## BEGIN Data supplied

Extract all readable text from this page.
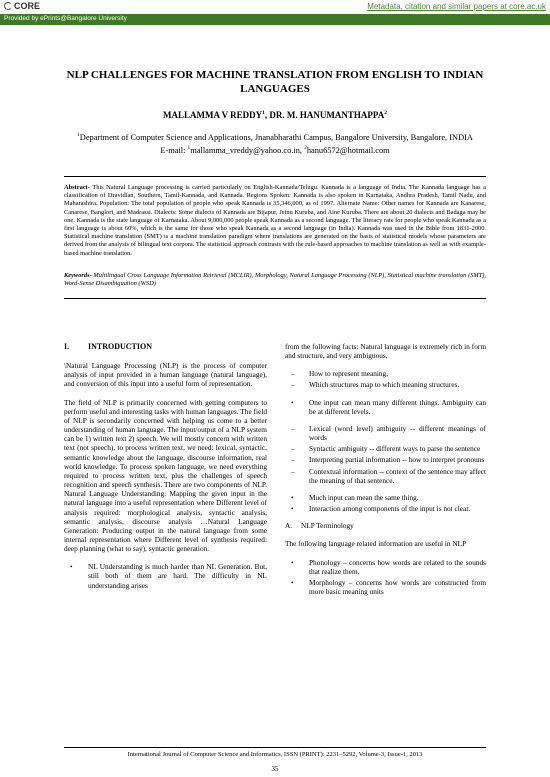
CORE	Metadata, citation and similar papers at core.ac.uk
Provided by ePrints@Bangalore University
NLP CHALLENGES FOR MACHINE TRANSLATION FROM ENGLISH TO INDIAN LANGUAGES
MALLAMMA V REDDY$^1$, DR. M. HANUMANTHAPPA$^2$
$^1$Department of Computer Science and Applications, Jnanabharathi Campus, Bangalore University, Bangalore, INDIA
E-mail: $^1$mallamma_vreddy@yahoo.co.in, $^2$hanu6572@hotmail.com
Abstract- This Natural Language processing is carried particularly on English-Kannada/Telugu. Kannada is a language of India. The Kannada language has a classification of Dravidian, Southern, Tamil-Kannada, and Kannada. Regions Spoken: Kannada is also spoken in Karnataka, Andhra Pradesh, Tamil Nadu, and Maharashtra. Population: The total population of people who speak Kannada is 35,346,000, as of 1997. Alternate Name: Other names for Kannada are Kanarese, Canarese, Banglori, and Madrassi. Dialects: Some dialects of Kannada are Bijapur, Jeinu Kuruba, and Aine Kuruba. There are about 20 dialects and Badaga may be one. Kannada is the state language of Karnataka. About 9,000,000 people speak Kannada as a second language. The literacy rate for people who speak Kannada as a first language is about 60%, which is the same for those who speak Kannada as a second language (in India). Kannada was used in the Bible from 1831-2000. Statistical machine translation (SMT) is a machine translation paradigm where translations are generated on the basis of statistical models whose parameters are derived from the analysis of bilingual text corpora. The statistical approach contrasts with the rule-based approaches to machine translation as well as with example-based machine translation.
Keywords- Multilingual Cross Language Information Retrieval (MCLIR), Morphology, Natural Language Processing (NLP), Statistical machine translation (SMT), Word-Sense Disambiguation (WSD)
I. INTRODUCTION

\Natural Language Processing (NLP) is the process of computer analysis of input provided in a human language (natural language), and conversion of this input into a useful form of representation.

The field of NLP is primarily concerned with getting computers to perform useful and interesting tasks with human languages. The field of NLP is secondarily concerned with helping us come to a better understanding of human language. The input/output of a NLP system can be 1) written text 2) speech. We will mostly concern with written text (not speech), to process written text, we need: lexical, syntactic, semantic knowledge about the language, discourse information, real world knowledge. To process spoken language, we need everything required to process written text, plus the challenges of speech recognition and speech synthesis. There are two components of NLP. Natural Language Understanding: Mapping the given input in the natural language into a useful representation where Different level of analysis required: morphological analysis, syntactic analysis, semantic analysis, discourse analysis …Natural Language Generation: Producing output in the natural language from some internal representation where Different level of synthesis required: deep planning (what to say), syntactic generation.

• NL Understanding is much harder than NL Generation. But, still both of them are hard. The difficulty in NL understanding arises

from the following facts: Natural language is extremely rich in form and structure, and very ambiguous.

– How to represent meaning,
– Which structures map to which meaning structures.
• One input can mean many different things. Ambiguity can be at different levels.
– Lexical (word level) ambiguity -- different meanings of words
– Syntactic ambiguity -- different ways to parse the sentence
– Interpreting partial information -- how to interpret pronouns
– Contextual information -- context of the sentence may affect the meaning of that sentence.
• Much input can mean the same thing.
• Interaction among components of the input is not clear.
A. NLP Terminology

The following language related information are useful in NLP

• Phonology – concerns how words are related to the sounds that realize them.
• Morphology – concerns how words are constructed from more basic meaning units
International Journal of Computer Science and Informatics, ISSN (PRINT): 2231–5292, Volume-3, Issue-1, 2013
35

## END Data supplied

Exercise: Reproduce every entry exactly, but omit each picture.

Exercise solution:
Extract all readable text from this page.
CORE	Metadata, citation and similar papers at core.ac.uk
Provided by ePrints@Bangalore University
NLP CHALLENGES FOR MACHINE TRANSLATION FROM ENGLISH TO INDIAN LANGUAGES
MALLAMMA V REDDY$^1$, DR. M. HANUMANTHAPPA$^2$
$^1$Department of Computer Science and Applications, Jnanabharathi Campus, Bangalore University, Bangalore, INDIA
E-mail: $^1$mallamma_vreddy@yahoo.co.in, $^2$hanu6572@hotmail.com
Abstract- This Natural Language processing is carried particularly on English-Kannada/Telugu. Kannada is a language of India. The Kannada language has a classification of Dravidian, Southern, Tamil-Kannada, and Kannada. Regions Spoken: Kannada is also spoken in Karnataka, Andhra Pradesh, Tamil Nadu, and Maharashtra. Population: The total population of people who speak Kannada is 35,346,000, as of 1997. Alternate Name: Other names for Kannada are Kanarese, Canarese, Banglori, and Madrassi. Dialects: Some dialects of Kannada are Bijapur, Jeinu Kuruba, and Aine Kuruba. There are about 20 dialects and Badaga may be one. Kannada is the state language of Karnataka. About 9,000,000 people speak Kannada as a second language. The literacy rate for people who speak Kannada as a first language is about 60%, which is the same for those who speak Kannada as a second language (in India). Kannada was used in the Bible from 1831-2000. Statistical machine translation (SMT) is a machine translation paradigm where translations are generated on the basis of statistical models whose parameters are derived from the analysis of bilingual text corpora. The statistical approach contrasts with the rule-based approaches to machine translation as well as with example-based machine translation.
Keywords- Multilingual Cross Language Information Retrieval (MCLIR), Morphology, Natural Language Processing (NLP), Statistical machine translation (SMT), Word-Sense Disambiguation (WSD)
I. INTRODUCTION

\Natural Language Processing (NLP) is the process of computer analysis of input provided in a human language (natural language), and conversion of this input into a useful form of representation.

The field of NLP is primarily concerned with getting computers to perform useful and interesting tasks with human languages. The field of NLP is secondarily concerned with helping us come to a better understanding of human language. The input/output of a NLP system can be 1) written text 2) speech. We will mostly concern with written text (not speech), to process written text, we need: lexical, syntactic, semantic knowledge about the language, discourse information, real world knowledge. To process spoken language, we need everything required to process written text, plus the challenges of speech recognition and speech synthesis. There are two components of NLP. Natural Language Understanding: Mapping the given input in the natural language into a useful representation where Different level of analysis required: morphological analysis, syntactic analysis, semantic analysis, discourse analysis …Natural Language Generation: Producing output in the natural language from some internal representation where Different level of synthesis required: deep planning (what to say), syntactic generation.

• NL Understanding is much harder than NL Generation. But, still both of them are hard. The difficulty in NL understanding arises

from the following facts: Natural language is extremely rich in form and structure, and very ambiguous.

– How to represent meaning,
– Which structures map to which meaning structures.
• One input can mean many different things. Ambiguity can be at different levels.
– Lexical (word level) ambiguity -- different meanings of words
– Syntactic ambiguity -- different ways to parse the sentence
– Interpreting partial information -- how to interpret pronouns
– Contextual information -- context of the sentence may affect the meaning of that sentence.
• Much input can mean the same thing.
• Interaction among components of the input is not clear.
A. NLP Terminology

The following language related information are useful in NLP

• Phonology – concerns how words are related to the sounds that realize them.
• Morphology – concerns how words are constructed from more basic meaning units
International Journal of Computer Science and Informatics, ISSN (PRINT): 2231–5292, Volume-3, Issue-1, 2013
35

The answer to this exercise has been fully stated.